__Stated goal__. Every record must be written out once more, with nothing added or omitted.

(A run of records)
"""

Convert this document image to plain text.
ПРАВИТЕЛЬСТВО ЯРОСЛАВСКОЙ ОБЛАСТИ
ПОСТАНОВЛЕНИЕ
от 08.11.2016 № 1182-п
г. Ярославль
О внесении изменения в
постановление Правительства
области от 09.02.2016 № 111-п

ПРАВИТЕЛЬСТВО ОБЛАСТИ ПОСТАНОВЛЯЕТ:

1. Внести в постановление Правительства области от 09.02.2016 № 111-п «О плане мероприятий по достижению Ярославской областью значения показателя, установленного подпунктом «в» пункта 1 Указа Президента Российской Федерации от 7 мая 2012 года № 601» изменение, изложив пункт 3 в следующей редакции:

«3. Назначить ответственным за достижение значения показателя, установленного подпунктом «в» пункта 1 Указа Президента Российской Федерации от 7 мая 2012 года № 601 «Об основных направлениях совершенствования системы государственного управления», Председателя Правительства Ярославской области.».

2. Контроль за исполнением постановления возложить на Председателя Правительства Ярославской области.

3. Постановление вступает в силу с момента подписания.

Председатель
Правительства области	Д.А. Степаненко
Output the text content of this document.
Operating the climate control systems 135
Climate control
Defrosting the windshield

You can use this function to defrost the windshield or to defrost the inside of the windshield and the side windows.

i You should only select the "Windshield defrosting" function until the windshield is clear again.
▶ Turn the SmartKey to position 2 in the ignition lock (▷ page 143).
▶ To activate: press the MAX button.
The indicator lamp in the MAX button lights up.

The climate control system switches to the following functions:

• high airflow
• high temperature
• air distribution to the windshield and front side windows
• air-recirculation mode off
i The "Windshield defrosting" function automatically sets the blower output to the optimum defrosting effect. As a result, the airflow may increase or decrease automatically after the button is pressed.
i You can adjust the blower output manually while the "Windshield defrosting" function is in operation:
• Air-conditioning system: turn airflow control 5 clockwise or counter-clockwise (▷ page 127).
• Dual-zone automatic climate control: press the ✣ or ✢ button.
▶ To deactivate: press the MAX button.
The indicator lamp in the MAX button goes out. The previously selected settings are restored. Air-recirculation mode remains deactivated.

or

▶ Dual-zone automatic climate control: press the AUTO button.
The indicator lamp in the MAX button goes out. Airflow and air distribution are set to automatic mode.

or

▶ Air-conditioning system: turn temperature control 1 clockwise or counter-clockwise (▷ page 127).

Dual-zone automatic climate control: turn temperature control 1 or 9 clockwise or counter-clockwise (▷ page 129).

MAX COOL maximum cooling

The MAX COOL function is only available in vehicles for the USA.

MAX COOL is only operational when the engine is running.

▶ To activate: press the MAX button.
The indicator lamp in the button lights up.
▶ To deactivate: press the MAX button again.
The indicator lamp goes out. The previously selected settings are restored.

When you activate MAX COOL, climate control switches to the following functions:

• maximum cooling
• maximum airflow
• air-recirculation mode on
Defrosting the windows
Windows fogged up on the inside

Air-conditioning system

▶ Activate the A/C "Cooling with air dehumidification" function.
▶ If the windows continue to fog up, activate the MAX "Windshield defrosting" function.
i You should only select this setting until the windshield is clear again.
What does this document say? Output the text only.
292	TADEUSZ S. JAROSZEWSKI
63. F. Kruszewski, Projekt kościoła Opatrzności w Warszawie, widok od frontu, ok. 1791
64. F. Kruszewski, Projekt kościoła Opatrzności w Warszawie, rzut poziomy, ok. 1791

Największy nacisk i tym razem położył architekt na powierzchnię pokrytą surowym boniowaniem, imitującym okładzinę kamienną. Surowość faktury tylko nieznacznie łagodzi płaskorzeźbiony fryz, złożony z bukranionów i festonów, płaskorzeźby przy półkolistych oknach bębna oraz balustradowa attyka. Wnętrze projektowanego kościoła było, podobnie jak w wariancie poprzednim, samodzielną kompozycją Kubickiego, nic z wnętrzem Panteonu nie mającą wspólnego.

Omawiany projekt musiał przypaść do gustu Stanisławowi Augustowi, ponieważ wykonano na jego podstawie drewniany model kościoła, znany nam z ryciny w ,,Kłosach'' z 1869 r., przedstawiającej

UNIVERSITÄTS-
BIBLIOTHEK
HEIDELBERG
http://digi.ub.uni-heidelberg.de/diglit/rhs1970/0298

"""

__Output__.
Convert this document image to plain text.
ПРАВИТЕЛЬСТВО ЯРОСЛАВСКОЙ ОБЛАСТИ
ПОСТАНОВЛЕНИЕ
от 08.11.2016 № 1182-п
г. Ярославль
О внесении изменения в
постановление Правительства
области от 09.02.2016 № 111-п

ПРАВИТЕЛЬСТВО ОБЛАСТИ ПОСТАНОВЛЯЕТ:

1. Внести в постановление Правительства области от 09.02.2016 № 111-п «О плане мероприятий по достижению Ярославской областью значения показателя, установленного подпунктом «в» пункта 1 Указа Президента Российской Федерации от 7 мая 2012 года № 601» изменение, изложив пункт 3 в следующей редакции:

«3. Назначить ответственным за достижение значения показателя, установленного подпунктом «в» пункта 1 Указа Президента Российской Федерации от 7 мая 2012 года № 601 «Об основных направлениях совершенствования системы государственного управления», Председателя Правительства Ярославской области.».

2. Контроль за исполнением постановления возложить на Председателя Правительства Ярославской области.

3. Постановление вступает в силу с момента подписания.

Председатель
Правительства области	Д.А. Степаненко
Output the text content of this document.
Operating the climate control systems 135
Climate control
Defrosting the windshield

You can use this function to defrost the windshield or to defrost the inside of the windshield and the side windows.

i You should only select the "Windshield defrosting" function until the windshield is clear again.
▶ Turn the SmartKey to position 2 in the ignition lock (▷ page 143).
▶ To activate: press the MAX button.
The indicator lamp in the MAX button lights up.

The climate control system switches to the following functions:

• high airflow
• high temperature
• air distribution to the windshield and front side windows
• air-recirculation mode off
i The "Windshield defrosting" function automatically sets the blower output to the optimum defrosting effect. As a result, the airflow may increase or decrease automatically after the button is pressed.
i You can adjust the blower output manually while the "Windshield defrosting" function is in operation:
• Air-conditioning system: turn airflow control 5 clockwise or counter-clockwise (▷ page 127).
• Dual-zone automatic climate control: press the ✣ or ✢ button.
▶ To deactivate: press the MAX button.
The indicator lamp in the MAX button goes out. The previously selected settings are restored. Air-recirculation mode remains deactivated.

or

▶ Dual-zone automatic climate control: press the AUTO button.
The indicator lamp in the MAX button goes out. Airflow and air distribution are set to automatic mode.

or

▶ Air-conditioning system: turn temperature control 1 clockwise or counter-clockwise (▷ page 127).

Dual-zone automatic climate control: turn temperature control 1 or 9 clockwise or counter-clockwise (▷ page 129).

MAX COOL maximum cooling

The MAX COOL function is only available in vehicles for the USA.

MAX COOL is only operational when the engine is running.

▶ To activate: press the MAX button.
The indicator lamp in the button lights up.
▶ To deactivate: press the MAX button again.
The indicator lamp goes out. The previously selected settings are restored.

When you activate MAX COOL, climate control switches to the following functions:

• maximum cooling
• maximum airflow
• air-recirculation mode on
Defrosting the windows
Windows fogged up on the inside

Air-conditioning system

▶ Activate the A/C "Cooling with air dehumidification" function.
▶ If the windows continue to fog up, activate the MAX "Windshield defrosting" function.
i You should only select this setting until the windshield is clear again.
What does this document say? Output the text only.
292	TADEUSZ S. JAROSZEWSKI
63. F. Kruszewski, Projekt kościoła Opatrzności w Warszawie, widok od frontu, ok. 1791
64. F. Kruszewski, Projekt kościoła Opatrzności w Warszawie, rzut poziomy, ok. 1791

Największy nacisk i tym razem położył architekt na powierzchnię pokrytą surowym boniowaniem, imitującym okładzinę kamienną. Surowość faktury tylko nieznacznie łagodzi płaskorzeźbiony fryz, złożony z bukranionów i festonów, płaskorzeźby przy półkolistych oknach bębna oraz balustradowa attyka. Wnętrze projektowanego kościoła było, podobnie jak w wariancie poprzednim, samodzielną kompozycją Kubickiego, nic z wnętrzem Panteonu nie mającą wspólnego.

Omawiany projekt musiał przypaść do gustu Stanisławowi Augustowi, ponieważ wykonano na jego podstawie drewniany model kościoła, znany nam z ryciny w ,,Kłosach'' z 1869 r., przedstawiającej

UNIVERSITÄTS-
BIBLIOTHEK
HEIDELBERG
http://digi.ub.uni-heidelberg.de/diglit/rhs1970/0298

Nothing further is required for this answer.